* [The problem]: Keep the pictures out of the copy and print all the entries below exactly.
--- start Rows ---
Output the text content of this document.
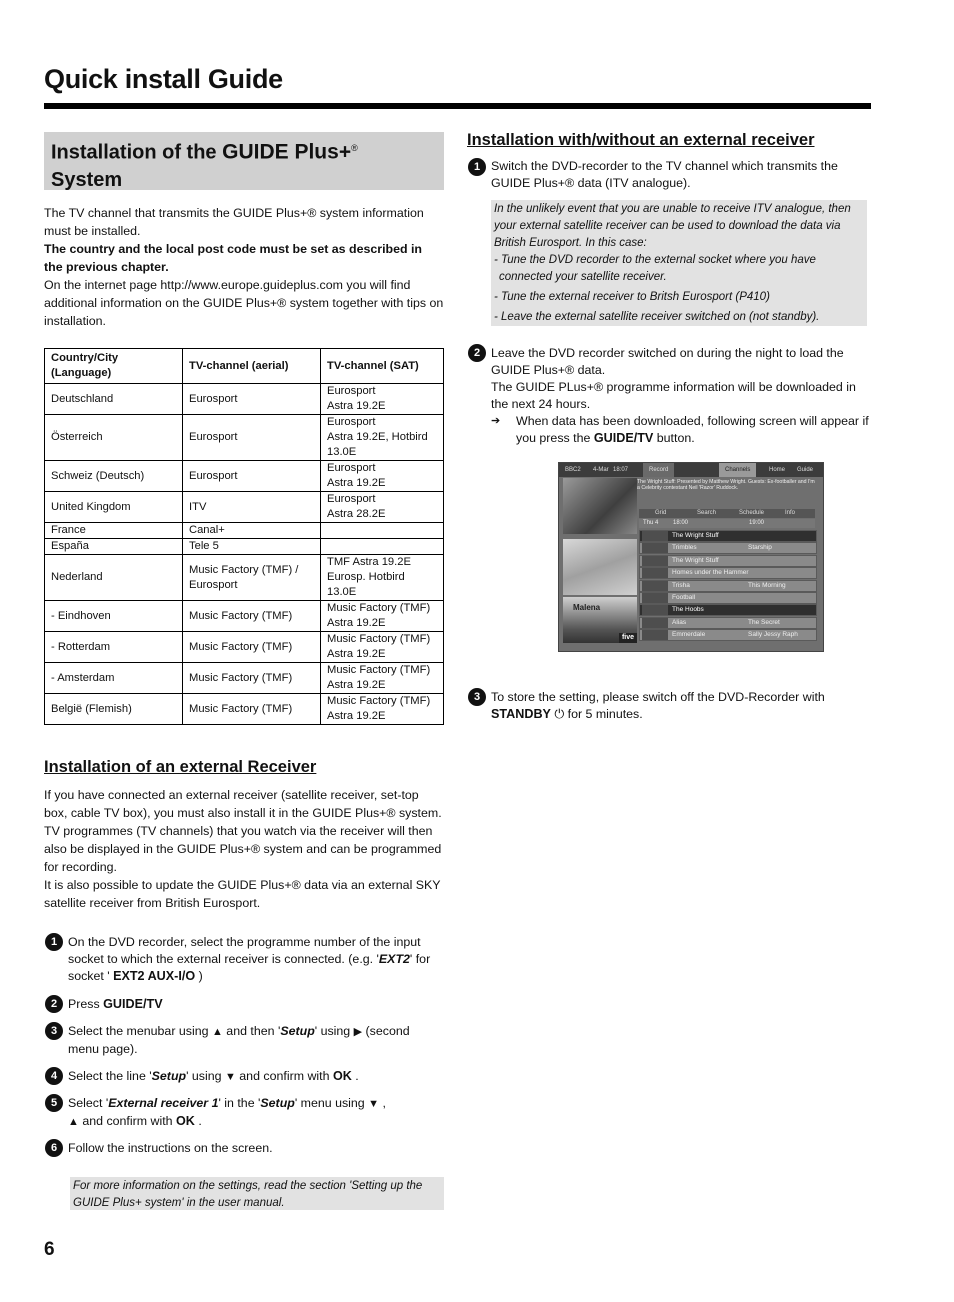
Quick install Guide
Installation of the GUIDE Plus+®
System
The TV channel that transmits the GUIDE Plus+® system information must be installed.
The country and the local post code must be set as described in the previous chapter.
On the internet page http://www.europe.guideplus.com you will find additional information on the GUIDE Plus+® system together with tips on installation.
Country/City (Language)	TV-channel (aerial)	TV-channel (SAT)
Deutschland	Eurosport	Eurosport
Astra 19.2E
Österreich	Eurosport	Eurosport
Astra 19.2E, Hotbird 13.0E
Schweiz (Deutsch)	Eurosport	Eurosport
Astra 19.2E
United Kingdom	ITV	Eurosport
Astra 28.2E
France	Canal+	
España	Tele 5	
Nederland	Music Factory (TMF) / Eurosport	TMF Astra 19.2E
Eurosp. Hotbird 13.0E
- Eindhoven	Music Factory (TMF)	Music Factory (TMF)
Astra 19.2E
- Rotterdam	Music Factory (TMF)	Music Factory (TMF)
Astra 19.2E
- Amsterdam	Music Factory (TMF)	Music Factory (TMF)
Astra 19.2E
België (Flemish)	Music Factory (TMF)	Music Factory (TMF)
Astra 19.2E
Installation of an external Receiver
If you have connected an external receiver (satellite receiver, set-top box, cable TV box), you must also install it in the GUIDE Plus+® system. TV programmes (TV channels) that you watch via the receiver will then also be displayed in the GUIDE Plus+® system and can be programmed for recording.
It is also possible to update the GUIDE Plus+® data via an external SKY satellite receiver from British Eurosport.
1 On the DVD recorder, select the programme number of the input socket to which the external receiver is connected. (e.g. 'EXT2' for socket ' EXT2 AUX-I/O )
2 Press GUIDE/TV
3 Select the menubar using ▲ and then 'Setup' using ▶ (second menu page).
4 Select the line 'Setup' using ▼ and confirm with OK .
5 Select 'External receiver 1' in the 'Setup' menu using ▼ ,
▲ and confirm with OK .
6 Follow the instructions on the screen.
For more information on the settings, read the section 'Setting up the GUIDE Plus+ system' in the user manual.
Installation with/without an external receiver
1 Switch the DVD-recorder to the TV channel which transmits the GUIDE Plus+® data (ITV analogue).
In the unlikely event that you are unable to receive ITV analogue, then your external satellite receiver can be used to download the data via British Eurosport. In this case:
- Tune the DVD recorder to the external socket where you have connected your satellite receiver.
- Tune the external receiver to Britsh Eurosport (P410)
- Leave the external satellite receiver switched on (not standby).
2 Leave the DVD recorder switched on during the night to load the GUIDE Plus+® data.
The GUIDE PLus+® programme information will be downloaded in the next 24 hours.
➔ When data has been downloaded, following screen will appear if you press the GUIDE/TV button.
BBC2 4-Mar 18:07	Record	Channels	Home Guide
The Wright Stuff: Presented by Matthew Wright. Guests: Ex-footballer and I'm a Celebrity contestant Neil 'Razor' Ruddock.
Grid	Search	Schedule	Info
Thu 4 18:00	19:00
Malena
five
The Wright Stuff
Trimbles	Starship
The Wright Stuff
Homes under the Hammer
Trisha	This Morning
Football
The Hoobs
Alias	The Secret
Emmerdale	Sally Jessy Raph
3 To store the setting, please switch off the DVD-Recorder with STANDBY ⏻ for 5 minutes.
6
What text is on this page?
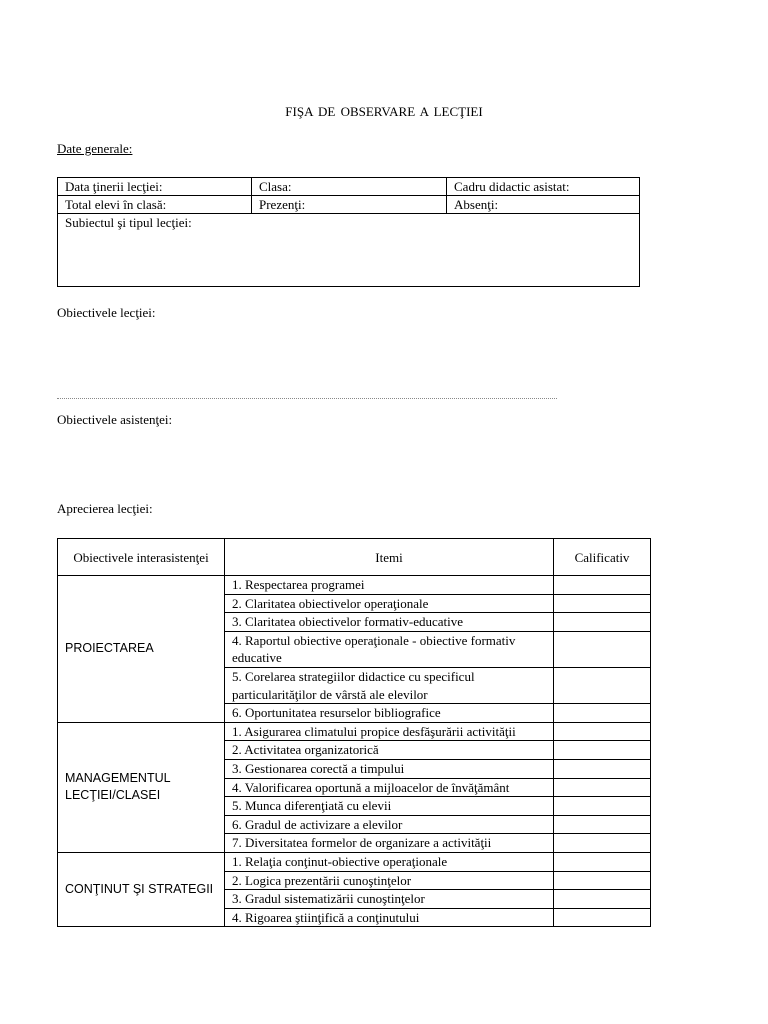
FIŞA DE OBSERVARE A LECŢIEI
Date generale:
Data ţinerii lecţiei:	Clasa:	Cadru didactic asistat:
Total elevi în clasă:	Prezenţi:	Absenţi:
Subiectul şi tipul lecţiei:		
Obiectivele lecţiei:
Obiectivele asistenţei:
Aprecierea lecţiei:
Obiectivele interasistenţei	Itemi	Calificativ
PROIECTAREA	1. Respectarea programei	
	2. Claritatea obiectivelor operaţionale	
	3. Claritatea obiectivelor formativ-educative	
	4. Raportul obiective operaţionale - obiective formativ educative	
	5. Corelarea strategiilor didactice cu specificul particularităţilor de vârstă ale elevilor	
	6. Oportunitatea resurselor bibliografice	
MANAGEMENTUL LECŢIEI/CLASEI	1. Asigurarea climatului propice desfăşurării activităţii	
	2. Activitatea organizatorică	
	3. Gestionarea corectă a timpului	
	4. Valorificarea oportună a mijloacelor de învăţământ	
	5. Munca diferenţiată cu elevii	
	6. Gradul de activizare a elevilor	
	7. Diversitatea formelor de organizare a activităţii	
CONŢINUT ŞI STRATEGII	1. Relaţia conţinut-obiective operaţionale	
	2. Logica prezentării cunoştinţelor	
	3. Gradul sistematizării cunoştinţelor	
	4. Rigoarea ştiinţifică a conţinutului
--- end Rows ---
* [Written answer]:
Output the text content of this document.
Quick install Guide
Installation of the GUIDE Plus+®
System
The TV channel that transmits the GUIDE Plus+® system information must be installed.
The country and the local post code must be set as described in the previous chapter.
On the internet page http://www.europe.guideplus.com you will find additional information on the GUIDE Plus+® system together with tips on installation.
Country/City (Language)	TV-channel (aerial)	TV-channel (SAT)
Deutschland	Eurosport	Eurosport
Astra 19.2E
Österreich	Eurosport	Eurosport
Astra 19.2E, Hotbird 13.0E
Schweiz (Deutsch)	Eurosport	Eurosport
Astra 19.2E
United Kingdom	ITV	Eurosport
Astra 28.2E
France	Canal+	
España	Tele 5	
Nederland	Music Factory (TMF) / Eurosport	TMF Astra 19.2E
Eurosp. Hotbird 13.0E
- Eindhoven	Music Factory (TMF)	Music Factory (TMF)
Astra 19.2E
- Rotterdam	Music Factory (TMF)	Music Factory (TMF)
Astra 19.2E
- Amsterdam	Music Factory (TMF)	Music Factory (TMF)
Astra 19.2E
België (Flemish)	Music Factory (TMF)	Music Factory (TMF)
Astra 19.2E
Installation of an external Receiver
If you have connected an external receiver (satellite receiver, set-top box, cable TV box), you must also install it in the GUIDE Plus+® system. TV programmes (TV channels) that you watch via the receiver will then also be displayed in the GUIDE Plus+® system and can be programmed for recording.
It is also possible to update the GUIDE Plus+® data via an external SKY satellite receiver from British Eurosport.
1 On the DVD recorder, select the programme number of the input socket to which the external receiver is connected. (e.g. 'EXT2' for socket ' EXT2 AUX-I/O )
2 Press GUIDE/TV
3 Select the menubar using ▲ and then 'Setup' using ▶ (second menu page).
4 Select the line 'Setup' using ▼ and confirm with OK .
5 Select 'External receiver 1' in the 'Setup' menu using ▼ ,
▲ and confirm with OK .
6 Follow the instructions on the screen.
For more information on the settings, read the section 'Setting up the GUIDE Plus+ system' in the user manual.
Installation with/without an external receiver
1 Switch the DVD-recorder to the TV channel which transmits the GUIDE Plus+® data (ITV analogue).
In the unlikely event that you are unable to receive ITV analogue, then your external satellite receiver can be used to download the data via British Eurosport. In this case:
- Tune the DVD recorder to the external socket where you have connected your satellite receiver.
- Tune the external receiver to Britsh Eurosport (P410)
- Leave the external satellite receiver switched on (not standby).
2 Leave the DVD recorder switched on during the night to load the GUIDE Plus+® data.
The GUIDE PLus+® programme information will be downloaded in the next 24 hours.
➔ When data has been downloaded, following screen will appear if you press the GUIDE/TV button.
BBC2 4-Mar 18:07	Record	Channels	Home Guide
The Wright Stuff: Presented by Matthew Wright. Guests: Ex-footballer and I'm a Celebrity contestant Neil 'Razor' Ruddock.
Grid	Search	Schedule	Info
Thu 4 18:00	19:00
Malena
five
The Wright Stuff
Trimbles	Starship
The Wright Stuff
Homes under the Hammer
Trisha	This Morning
Football
The Hoobs
Alias	The Secret
Emmerdale	Sally Jessy Raph
3 To store the setting, please switch off the DVD-Recorder with STANDBY ⏻ for 5 minutes.
6
What text is on this page?
FIŞA DE OBSERVARE A LECŢIEI
Date generale:
Data ţinerii lecţiei:	Clasa:	Cadru didactic asistat:
Total elevi în clasă:	Prezenţi:	Absenţi:
Subiectul şi tipul lecţiei:		
Obiectivele lecţiei:
Obiectivele asistenţei:
Aprecierea lecţiei:
Obiectivele interasistenţei	Itemi	Calificativ
PROIECTAREA	1. Respectarea programei	
	2. Claritatea obiectivelor operaţionale	
	3. Claritatea obiectivelor formativ-educative	
	4. Raportul obiective operaţionale - obiective formativ educative	
	5. Corelarea strategiilor didactice cu specificul particularităţilor de vârstă ale elevilor	
	6. Oportunitatea resurselor bibliografice	
MANAGEMENTUL LECŢIEI/CLASEI	1. Asigurarea climatului propice desfăşurării activităţii	
	2. Activitatea organizatorică	
	3. Gestionarea corectă a timpului	
	4. Valorificarea oportună a mijloacelor de învăţământ	
	5. Munca diferenţiată cu elevii	
	6. Gradul de activizare a elevilor	
	7. Diversitatea formelor de organizare a activităţii	
CONŢINUT ŞI STRATEGII	1. Relaţia conţinut-obiective operaţionale	
	2. Logica prezentării cunoştinţelor	
	3. Gradul sistematizării cunoştinţelor	
	4. Rigoarea ştiinţifică a conţinutului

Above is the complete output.